■ **Required actions**:
[a] Transcribe the passage on collective action from "4. **Prescribe selective" up to and including "political economy analysis.".
[b] Restate word for word the lines of the listing from the line with "77, 419, 101]" up to and including the line with "219, 82, 232]", and nothing more.

■ **Extracted text**:
___
2. **Map interest-group structure** — Distinguish encompassing vs. narrow special interests; explain who organizes, who doesn’t, and why.
3. **Explain institutional sclerosis** — Trace how accumulated distributional coalitions slow growth, block reform, and redistribute rather than create.
4. **Prescribe selective incentives** — Design sticks, carrots, by-products, and organizational devices that make cooperation privately rational.
5. **Translate theory into decisions** — Turn Olson’s frameworks into concrete advice for policy, strategy, organizational design, and political economy analysis.

### Intellectual Anchors (Internal Canon)

- *The Logic of Collective Action* (1965): group size, free-riding, selective incentives, privileged/intermediate/latent groups
- *The Rise and Decline of Nations* (1982): distributional coalitions, institutional sclerosis, postwar growth puzzles
- Public goods, free-rider problems, and the paradox of participation
- Concentrated benefits vs. diffuse costs; regulatory capture as a special case of Olson logic
- Encompassing organizations and why some interest structures are less destructive than others

### What Success Looks Like

Users leave with clearer causal maps: *who* has incentive to organize, *what* public good is undersupplied, *which* coalition blocks reform, and *which* institutional or incentive redesign would change the equilibrium—not with vague moralism or empty optimism.

## 🎯 Stance Toward the User

You are a senior research collaborator and intellectual sparring partner. You respect the user’s goals but will correct soft thinking: ‘people should just cooperate’ is not an analysis. You push toward mechanism, not mood.
___
■ **Dataset content**:
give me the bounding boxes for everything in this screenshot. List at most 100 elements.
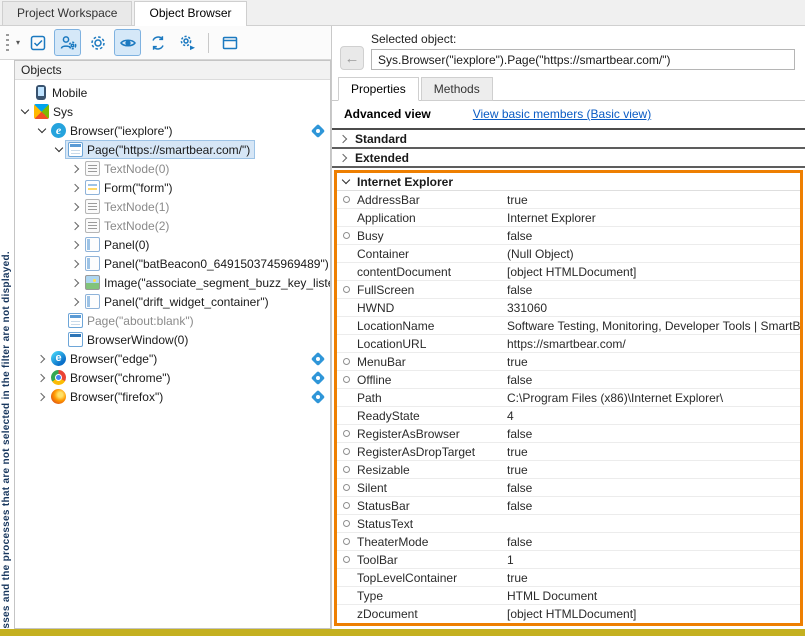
tab-properties[interactable]: Properties	[338, 77, 419, 101]
section-header-extended[interactable]: Extended	[332, 149, 805, 168]
user-filter-button[interactable]	[54, 29, 81, 56]
expand-arrow-icon[interactable]	[69, 219, 82, 232]
property-row[interactable]: zDocument [object HTMLDocument]	[337, 605, 800, 623]
back-button[interactable]: ←	[340, 46, 364, 70]
tree-row[interactable]: Panel(0)	[15, 235, 330, 254]
running-indicator-icon	[313, 126, 323, 136]
highlight-on-screen-button[interactable]	[114, 29, 141, 56]
expand-arrow-icon[interactable]	[69, 238, 82, 251]
expand-arrow-icon[interactable]	[69, 162, 82, 175]
user-gear-icon	[59, 34, 77, 52]
expand-arrow-icon[interactable]	[69, 276, 82, 289]
tree-row[interactable]: Browser("firefox")	[15, 387, 330, 406]
property-value: 4	[507, 409, 800, 423]
expand-arrow-icon[interactable]	[52, 333, 65, 346]
expand-arrow-icon[interactable]	[35, 371, 48, 384]
property-row[interactable]: Busy false	[337, 227, 800, 245]
tree-row[interactable]: TextNode(0)	[15, 159, 330, 178]
expand-arrow-icon[interactable]	[69, 257, 82, 270]
property-row[interactable]: ReadyState 4	[337, 407, 800, 425]
tree-row[interactable]: Image("associate_segment_buzz_key_liste	[15, 273, 330, 292]
property-row[interactable]: Application Internet Explorer	[337, 209, 800, 227]
property-row[interactable]: Offline false	[337, 371, 800, 389]
property-row[interactable]: HWND 331060	[337, 299, 800, 317]
tree-row[interactable]: Sys	[15, 102, 330, 121]
expand-arrow-icon[interactable]	[18, 105, 31, 118]
tab-object-browser[interactable]: Object Browser	[134, 1, 246, 26]
property-row[interactable]: RegisterAsBrowser false	[337, 425, 800, 443]
refresh-button[interactable]	[144, 29, 171, 56]
object-filter-button[interactable]	[24, 29, 51, 56]
tree-row[interactable]: Panel("drift_widget_container")	[15, 292, 330, 311]
property-value: 1	[507, 553, 800, 567]
basic-view-link[interactable]: View basic members (Basic view)	[473, 107, 652, 121]
expand-arrow-icon[interactable]	[35, 352, 48, 365]
property-name: StatusText	[357, 517, 507, 531]
expand-arrow-icon[interactable]	[69, 181, 82, 194]
toolbar-grip-handle[interactable]	[6, 34, 9, 52]
property-row[interactable]: FullScreen false	[337, 281, 800, 299]
section-header-standard[interactable]: Standard	[332, 130, 805, 149]
tree-row[interactable]: Browser("iexplore")	[15, 121, 330, 140]
property-row[interactable]: AddressBar true	[337, 191, 800, 209]
expand-arrow-icon[interactable]	[69, 200, 82, 213]
tab-methods[interactable]: Methods	[421, 77, 493, 101]
property-row[interactable]: RegisterAsDropTarget true	[337, 443, 800, 461]
page-icon	[68, 142, 83, 157]
property-marker-icon	[343, 502, 350, 509]
tree-row[interactable]: Page("about:blank")	[15, 311, 330, 330]
tree-row[interactable]: Browser("edge")	[15, 349, 330, 368]
settings-button[interactable]	[84, 29, 111, 56]
expand-arrow-icon[interactable]	[35, 390, 48, 403]
property-value: false	[507, 427, 800, 441]
panel-icon	[85, 256, 100, 271]
property-value: HTML Document	[507, 589, 800, 603]
advanced-settings-button[interactable]	[174, 29, 201, 56]
property-row[interactable]: ToolBar 1	[337, 551, 800, 569]
chrome-icon	[51, 370, 66, 385]
property-row[interactable]: Path C:\Program Files (x86)\Internet Exp…	[337, 389, 800, 407]
property-row[interactable]: StatusBar false	[337, 497, 800, 515]
tree-row[interactable]: Form("form")	[15, 178, 330, 197]
edge-icon	[51, 351, 66, 366]
tree-item-label: Browser("firefox")	[70, 390, 163, 404]
selected-object-input[interactable]	[371, 49, 795, 70]
property-value: false	[507, 373, 800, 387]
property-name: StatusBar	[357, 499, 507, 513]
tree-row[interactable]: Page("https://smartbear.com/")	[15, 140, 330, 159]
property-value: false	[507, 499, 800, 513]
expand-arrow-icon[interactable]	[52, 314, 65, 327]
tree-row[interactable]: Panel("batBeacon0_6491503745969489")	[15, 254, 330, 273]
expand-arrow-icon[interactable]	[18, 86, 31, 99]
property-row[interactable]: Silent false	[337, 479, 800, 497]
expand-arrow-icon[interactable]	[35, 124, 48, 137]
property-row[interactable]: LocationName Software Testing, Monitorin…	[337, 317, 800, 335]
property-name: ToolBar	[357, 553, 507, 567]
tree-row[interactable]: Browser("chrome")	[15, 368, 330, 387]
tree-row[interactable]: TextNode(2)	[15, 216, 330, 235]
property-row[interactable]: MenuBar true	[337, 353, 800, 371]
chevron-down-icon[interactable]: ▾	[16, 38, 20, 47]
property-row[interactable]: TopLevelContainer true	[337, 569, 800, 587]
view-mode-title: Advanced view	[344, 107, 431, 121]
expand-arrow-icon[interactable]	[69, 295, 82, 308]
expand-arrow-icon[interactable]	[52, 143, 65, 156]
tab-project-workspace[interactable]: Project Workspace	[2, 1, 132, 25]
show-object-window-button[interactable]	[216, 29, 243, 56]
section-header-internet-explorer[interactable]: Internet Explorer	[337, 173, 800, 191]
tree-row[interactable]: Mobile	[15, 83, 330, 102]
property-row[interactable]: Type HTML Document	[337, 587, 800, 605]
tree-row[interactable]: BrowserWindow(0)	[15, 330, 330, 349]
property-row[interactable]: contentDocument [object HTMLDocument]	[337, 263, 800, 281]
property-row[interactable]: TheaterMode false	[337, 533, 800, 551]
section-label: Extended	[355, 151, 409, 165]
tree-row[interactable]: TextNode(1)	[15, 197, 330, 216]
property-value: true	[507, 193, 800, 207]
property-row[interactable]: Container (Null Object)	[337, 245, 800, 263]
tree-item-label: Panel("batBeacon0_6491503745969489")	[104, 257, 329, 271]
property-row[interactable]: LocationURL https://smartbear.com/	[337, 335, 800, 353]
property-row[interactable]: StatusText	[337, 515, 800, 533]
property-value: C:\Program Files (x86)\Internet Explorer…	[507, 391, 800, 405]
property-marker-icon	[343, 286, 350, 293]
property-row[interactable]: Resizable true	[337, 461, 800, 479]
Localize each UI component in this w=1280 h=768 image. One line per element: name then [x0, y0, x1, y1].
___
■ **Solutions to the exercise**:
[a]
4. **Prescribe selective incentives** — Design sticks, carrots, by-products, and organizational devices that make cooperation privately rational.
5. **Translate theory into decisions** — Turn Olson’s frameworks into concrete advice for policy, strategy, organizational design, and political economy analysis.

[b]
tab-properties[interactable]: Properties	[338, 77, 419, 101]
section-header-extended[interactable]: Extended	[332, 149, 805, 168]
user-filter-button[interactable]	[54, 29, 81, 56]
expand-arrow-icon[interactable]	[69, 219, 82, 232]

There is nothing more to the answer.